- _Your objective_:
Locate each line containing the string "Options" and copy it out.

Records contained in a dataset
-- -- --
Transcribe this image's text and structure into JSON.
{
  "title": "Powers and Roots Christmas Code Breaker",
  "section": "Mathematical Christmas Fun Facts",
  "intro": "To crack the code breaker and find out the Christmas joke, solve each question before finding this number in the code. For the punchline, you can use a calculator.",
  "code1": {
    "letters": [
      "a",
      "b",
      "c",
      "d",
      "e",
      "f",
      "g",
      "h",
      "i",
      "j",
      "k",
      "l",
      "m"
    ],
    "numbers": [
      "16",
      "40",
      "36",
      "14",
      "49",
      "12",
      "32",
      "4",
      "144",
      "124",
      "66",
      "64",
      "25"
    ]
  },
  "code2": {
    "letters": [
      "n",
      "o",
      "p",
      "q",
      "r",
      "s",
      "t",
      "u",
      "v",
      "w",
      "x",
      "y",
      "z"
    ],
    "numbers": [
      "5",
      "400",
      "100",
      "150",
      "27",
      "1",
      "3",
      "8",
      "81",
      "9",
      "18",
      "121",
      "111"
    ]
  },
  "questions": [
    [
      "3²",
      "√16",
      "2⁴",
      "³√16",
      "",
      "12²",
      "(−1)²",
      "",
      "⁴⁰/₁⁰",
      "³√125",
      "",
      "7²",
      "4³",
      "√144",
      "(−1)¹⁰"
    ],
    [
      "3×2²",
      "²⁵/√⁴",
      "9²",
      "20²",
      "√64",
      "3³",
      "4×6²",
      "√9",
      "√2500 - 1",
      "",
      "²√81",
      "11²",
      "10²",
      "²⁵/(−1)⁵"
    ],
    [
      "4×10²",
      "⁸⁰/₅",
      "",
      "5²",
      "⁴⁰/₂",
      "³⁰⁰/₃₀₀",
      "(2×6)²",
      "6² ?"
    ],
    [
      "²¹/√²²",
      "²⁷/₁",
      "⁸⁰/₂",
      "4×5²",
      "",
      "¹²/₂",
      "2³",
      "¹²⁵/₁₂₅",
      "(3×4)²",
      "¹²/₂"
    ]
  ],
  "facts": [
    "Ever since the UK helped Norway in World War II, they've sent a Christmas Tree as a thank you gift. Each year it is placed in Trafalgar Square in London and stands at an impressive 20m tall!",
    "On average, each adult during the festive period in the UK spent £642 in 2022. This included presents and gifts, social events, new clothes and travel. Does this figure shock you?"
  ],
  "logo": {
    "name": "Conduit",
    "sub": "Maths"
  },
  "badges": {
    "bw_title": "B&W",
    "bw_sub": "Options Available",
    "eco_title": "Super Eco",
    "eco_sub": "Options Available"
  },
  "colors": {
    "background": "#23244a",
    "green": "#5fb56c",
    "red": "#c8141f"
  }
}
-- -- --
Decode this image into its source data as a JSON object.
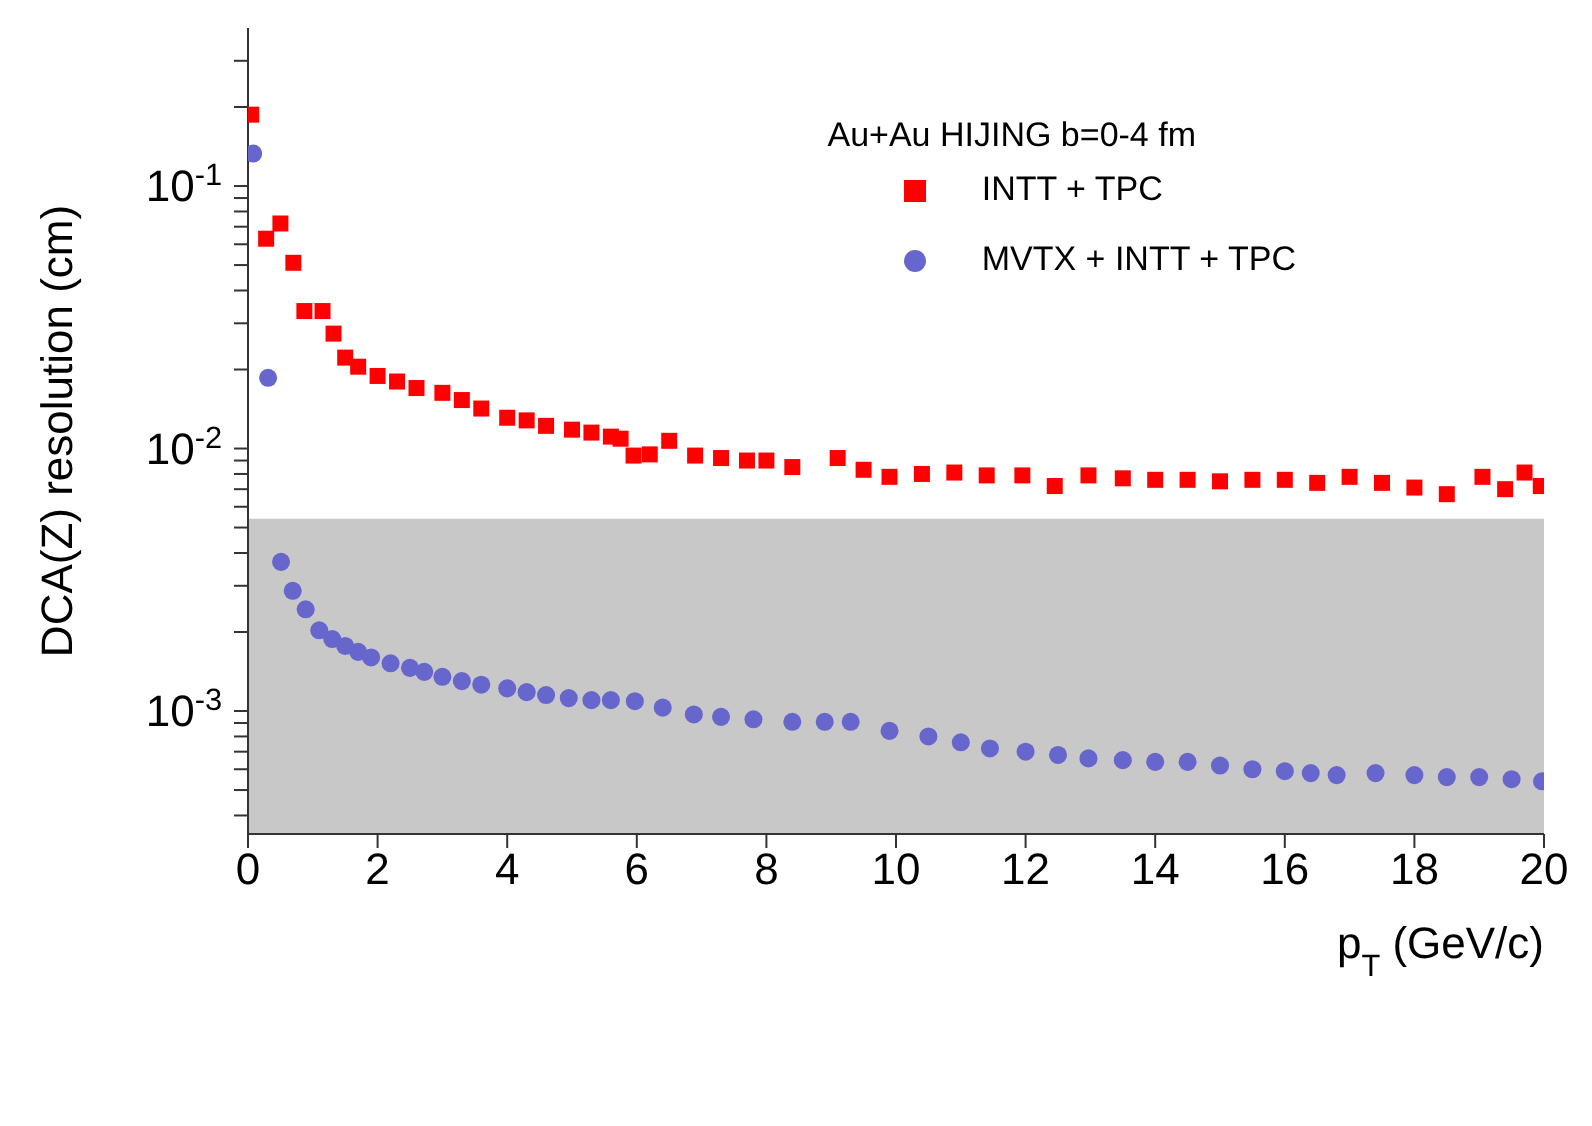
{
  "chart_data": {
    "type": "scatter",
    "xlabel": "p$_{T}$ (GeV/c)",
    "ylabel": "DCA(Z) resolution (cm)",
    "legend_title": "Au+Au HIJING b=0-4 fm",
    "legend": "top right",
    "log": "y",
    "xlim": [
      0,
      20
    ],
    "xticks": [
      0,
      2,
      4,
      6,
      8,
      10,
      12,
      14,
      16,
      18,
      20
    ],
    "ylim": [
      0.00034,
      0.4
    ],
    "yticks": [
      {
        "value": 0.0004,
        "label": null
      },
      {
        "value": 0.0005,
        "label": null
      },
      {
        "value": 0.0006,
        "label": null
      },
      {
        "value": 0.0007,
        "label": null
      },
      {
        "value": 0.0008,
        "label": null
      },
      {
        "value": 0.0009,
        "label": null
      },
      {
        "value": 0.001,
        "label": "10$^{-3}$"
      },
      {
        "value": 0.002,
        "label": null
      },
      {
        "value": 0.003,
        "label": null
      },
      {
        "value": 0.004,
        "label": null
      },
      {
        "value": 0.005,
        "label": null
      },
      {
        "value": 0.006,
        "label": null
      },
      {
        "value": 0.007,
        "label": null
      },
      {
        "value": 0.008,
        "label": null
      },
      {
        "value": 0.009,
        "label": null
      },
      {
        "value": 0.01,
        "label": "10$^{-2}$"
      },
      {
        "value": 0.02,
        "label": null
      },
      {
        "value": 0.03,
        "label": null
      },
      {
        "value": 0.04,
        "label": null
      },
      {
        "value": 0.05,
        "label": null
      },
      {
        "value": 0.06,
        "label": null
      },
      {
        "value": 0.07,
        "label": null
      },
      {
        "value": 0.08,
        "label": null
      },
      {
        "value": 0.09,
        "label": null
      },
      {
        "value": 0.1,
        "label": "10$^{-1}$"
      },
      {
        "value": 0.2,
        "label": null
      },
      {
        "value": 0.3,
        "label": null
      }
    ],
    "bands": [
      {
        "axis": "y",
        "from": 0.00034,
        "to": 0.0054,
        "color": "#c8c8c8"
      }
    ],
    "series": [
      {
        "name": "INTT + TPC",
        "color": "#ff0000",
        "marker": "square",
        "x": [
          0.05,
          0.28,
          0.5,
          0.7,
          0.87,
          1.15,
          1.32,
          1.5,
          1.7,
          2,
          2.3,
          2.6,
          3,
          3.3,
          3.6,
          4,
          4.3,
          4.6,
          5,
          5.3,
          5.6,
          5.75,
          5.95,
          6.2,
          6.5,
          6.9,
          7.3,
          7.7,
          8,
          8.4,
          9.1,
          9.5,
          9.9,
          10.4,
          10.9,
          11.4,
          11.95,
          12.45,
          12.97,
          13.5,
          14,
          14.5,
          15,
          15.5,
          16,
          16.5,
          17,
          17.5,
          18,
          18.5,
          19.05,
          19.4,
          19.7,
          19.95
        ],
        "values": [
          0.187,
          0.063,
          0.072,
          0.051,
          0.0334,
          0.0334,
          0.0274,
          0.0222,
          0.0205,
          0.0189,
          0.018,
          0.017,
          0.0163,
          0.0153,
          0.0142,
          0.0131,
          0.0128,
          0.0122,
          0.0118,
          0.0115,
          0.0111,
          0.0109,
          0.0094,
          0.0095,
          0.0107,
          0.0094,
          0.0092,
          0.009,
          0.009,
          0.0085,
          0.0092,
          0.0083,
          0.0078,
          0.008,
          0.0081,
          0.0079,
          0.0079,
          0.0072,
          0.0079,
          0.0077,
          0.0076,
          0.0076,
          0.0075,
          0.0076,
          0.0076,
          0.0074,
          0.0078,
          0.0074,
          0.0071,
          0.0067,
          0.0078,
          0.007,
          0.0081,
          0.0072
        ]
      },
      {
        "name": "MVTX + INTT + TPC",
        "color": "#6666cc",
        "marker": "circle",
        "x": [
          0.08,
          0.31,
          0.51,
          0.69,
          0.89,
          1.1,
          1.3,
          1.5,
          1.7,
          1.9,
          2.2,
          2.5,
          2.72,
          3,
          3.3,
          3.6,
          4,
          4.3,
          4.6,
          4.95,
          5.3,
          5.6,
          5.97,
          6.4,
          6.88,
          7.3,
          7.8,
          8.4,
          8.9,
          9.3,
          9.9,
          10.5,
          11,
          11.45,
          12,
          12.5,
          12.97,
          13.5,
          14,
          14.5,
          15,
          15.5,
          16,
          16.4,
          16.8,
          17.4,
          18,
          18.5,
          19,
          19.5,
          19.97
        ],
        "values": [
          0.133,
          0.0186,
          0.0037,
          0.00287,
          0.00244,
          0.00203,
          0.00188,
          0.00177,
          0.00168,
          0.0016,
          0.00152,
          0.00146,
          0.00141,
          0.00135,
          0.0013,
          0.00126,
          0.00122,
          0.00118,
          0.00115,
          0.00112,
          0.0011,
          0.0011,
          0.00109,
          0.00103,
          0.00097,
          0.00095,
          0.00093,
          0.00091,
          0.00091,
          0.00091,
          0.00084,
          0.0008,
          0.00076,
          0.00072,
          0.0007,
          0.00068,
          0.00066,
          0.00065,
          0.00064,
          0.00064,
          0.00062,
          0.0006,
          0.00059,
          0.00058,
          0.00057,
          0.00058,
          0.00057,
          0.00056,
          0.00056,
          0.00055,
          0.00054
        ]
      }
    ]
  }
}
-- -- --
- _Result of the task_:
    "bw_sub": "Options Available",
    "eco_sub": "Options Available"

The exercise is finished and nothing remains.